## Goal
Output every entry exactly as given.
>> Start Supplied material
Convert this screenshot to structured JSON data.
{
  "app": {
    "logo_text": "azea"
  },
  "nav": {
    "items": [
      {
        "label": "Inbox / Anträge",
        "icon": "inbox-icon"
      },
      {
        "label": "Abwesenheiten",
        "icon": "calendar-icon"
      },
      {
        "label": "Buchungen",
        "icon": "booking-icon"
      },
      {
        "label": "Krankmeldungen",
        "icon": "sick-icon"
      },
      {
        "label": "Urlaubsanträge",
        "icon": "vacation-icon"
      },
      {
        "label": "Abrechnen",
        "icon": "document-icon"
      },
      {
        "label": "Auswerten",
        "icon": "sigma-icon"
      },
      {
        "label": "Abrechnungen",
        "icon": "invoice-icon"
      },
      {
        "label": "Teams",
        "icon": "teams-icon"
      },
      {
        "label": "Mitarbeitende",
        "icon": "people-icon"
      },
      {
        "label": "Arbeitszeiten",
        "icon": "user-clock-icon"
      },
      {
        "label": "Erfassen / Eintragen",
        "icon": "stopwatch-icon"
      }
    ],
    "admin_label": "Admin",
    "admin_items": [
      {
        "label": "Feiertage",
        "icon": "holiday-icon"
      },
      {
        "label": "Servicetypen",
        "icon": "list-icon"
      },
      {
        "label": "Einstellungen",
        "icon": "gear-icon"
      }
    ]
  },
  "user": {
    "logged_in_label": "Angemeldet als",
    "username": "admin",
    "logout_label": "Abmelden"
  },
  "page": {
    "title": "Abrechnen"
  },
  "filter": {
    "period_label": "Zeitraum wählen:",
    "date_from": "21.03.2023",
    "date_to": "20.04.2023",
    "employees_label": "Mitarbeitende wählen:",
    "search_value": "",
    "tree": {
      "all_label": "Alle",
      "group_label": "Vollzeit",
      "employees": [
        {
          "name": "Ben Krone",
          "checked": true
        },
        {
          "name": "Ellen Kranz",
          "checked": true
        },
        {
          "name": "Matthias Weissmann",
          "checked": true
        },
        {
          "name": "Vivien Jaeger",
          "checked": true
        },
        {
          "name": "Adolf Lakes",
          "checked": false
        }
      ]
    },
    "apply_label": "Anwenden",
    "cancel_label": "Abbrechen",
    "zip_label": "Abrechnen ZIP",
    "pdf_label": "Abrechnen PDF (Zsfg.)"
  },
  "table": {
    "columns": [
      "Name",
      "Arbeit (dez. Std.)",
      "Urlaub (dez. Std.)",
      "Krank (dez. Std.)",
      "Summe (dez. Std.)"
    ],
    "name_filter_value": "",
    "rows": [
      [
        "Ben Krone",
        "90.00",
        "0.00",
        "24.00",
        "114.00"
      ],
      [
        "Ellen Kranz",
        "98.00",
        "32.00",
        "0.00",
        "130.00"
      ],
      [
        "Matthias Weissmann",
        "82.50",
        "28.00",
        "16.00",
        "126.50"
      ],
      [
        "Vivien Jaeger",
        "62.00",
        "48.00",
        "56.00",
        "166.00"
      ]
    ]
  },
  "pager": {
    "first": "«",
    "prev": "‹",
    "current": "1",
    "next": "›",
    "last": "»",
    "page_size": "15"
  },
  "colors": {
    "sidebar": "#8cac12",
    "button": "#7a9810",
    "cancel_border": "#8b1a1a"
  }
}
>> End Supplied material
## Written response
Convert this screenshot to structured JSON data.
{
  "app": {
    "logo_text": "azea"
  },
  "nav": {
    "items": [
      {
        "label": "Inbox / Anträge",
        "icon": "inbox-icon"
      },
      {
        "label": "Abwesenheiten",
        "icon": "calendar-icon"
      },
      {
        "label": "Buchungen",
        "icon": "booking-icon"
      },
      {
        "label": "Krankmeldungen",
        "icon": "sick-icon"
      },
      {
        "label": "Urlaubsanträge",
        "icon": "vacation-icon"
      },
      {
        "label": "Abrechnen",
        "icon": "document-icon"
      },
      {
        "label": "Auswerten",
        "icon": "sigma-icon"
      },
      {
        "label": "Abrechnungen",
        "icon": "invoice-icon"
      },
      {
        "label": "Teams",
        "icon": "teams-icon"
      },
      {
        "label": "Mitarbeitende",
        "icon": "people-icon"
      },
      {
        "label": "Arbeitszeiten",
        "icon": "user-clock-icon"
      },
      {
        "label": "Erfassen / Eintragen",
        "icon": "stopwatch-icon"
      }
    ],
    "admin_label": "Admin",
    "admin_items": [
      {
        "label": "Feiertage",
        "icon": "holiday-icon"
      },
      {
        "label": "Servicetypen",
        "icon": "list-icon"
      },
      {
        "label": "Einstellungen",
        "icon": "gear-icon"
      }
    ]
  },
  "user": {
    "logged_in_label": "Angemeldet als",
    "username": "admin",
    "logout_label": "Abmelden"
  },
  "page": {
    "title": "Abrechnen"
  },
  "filter": {
    "period_label": "Zeitraum wählen:",
    "date_from": "21.03.2023",
    "date_to": "20.04.2023",
    "employees_label": "Mitarbeitende wählen:",
    "search_value": "",
    "tree": {
      "all_label": "Alle",
      "group_label": "Vollzeit",
      "employees": [
        {
          "name": "Ben Krone",
          "checked": true
        },
        {
          "name": "Ellen Kranz",
          "checked": true
        },
        {
          "name": "Matthias Weissmann",
          "checked": true
        },
        {
          "name": "Vivien Jaeger",
          "checked": true
        },
        {
          "name": "Adolf Lakes",
          "checked": false
        }
      ]
    },
    "apply_label": "Anwenden",
    "cancel_label": "Abbrechen",
    "zip_label": "Abrechnen ZIP",
    "pdf_label": "Abrechnen PDF (Zsfg.)"
  },
  "table": {
    "columns": [
      "Name",
      "Arbeit (dez. Std.)",
      "Urlaub (dez. Std.)",
      "Krank (dez. Std.)",
      "Summe (dez. Std.)"
    ],
    "name_filter_value": "",
    "rows": [
      [
        "Ben Krone",
        "90.00",
        "0.00",
        "24.00",
        "114.00"
      ],
      [
        "Ellen Kranz",
        "98.00",
        "32.00",
        "0.00",
        "130.00"
      ],
      [
        "Matthias Weissmann",
        "82.50",
        "28.00",
        "16.00",
        "126.50"
      ],
      [
        "Vivien Jaeger",
        "62.00",
        "48.00",
        "56.00",
        "166.00"
      ]
    ]
  },
  "pager": {
    "first": "«",
    "prev": "‹",
    "current": "1",
    "next": "›",
    "last": "»",
    "page_size": "15"
  },
  "colors": {
    "sidebar": "#8cac12",
    "button": "#7a9810",
    "cancel_border": "#8b1a1a"
  }
}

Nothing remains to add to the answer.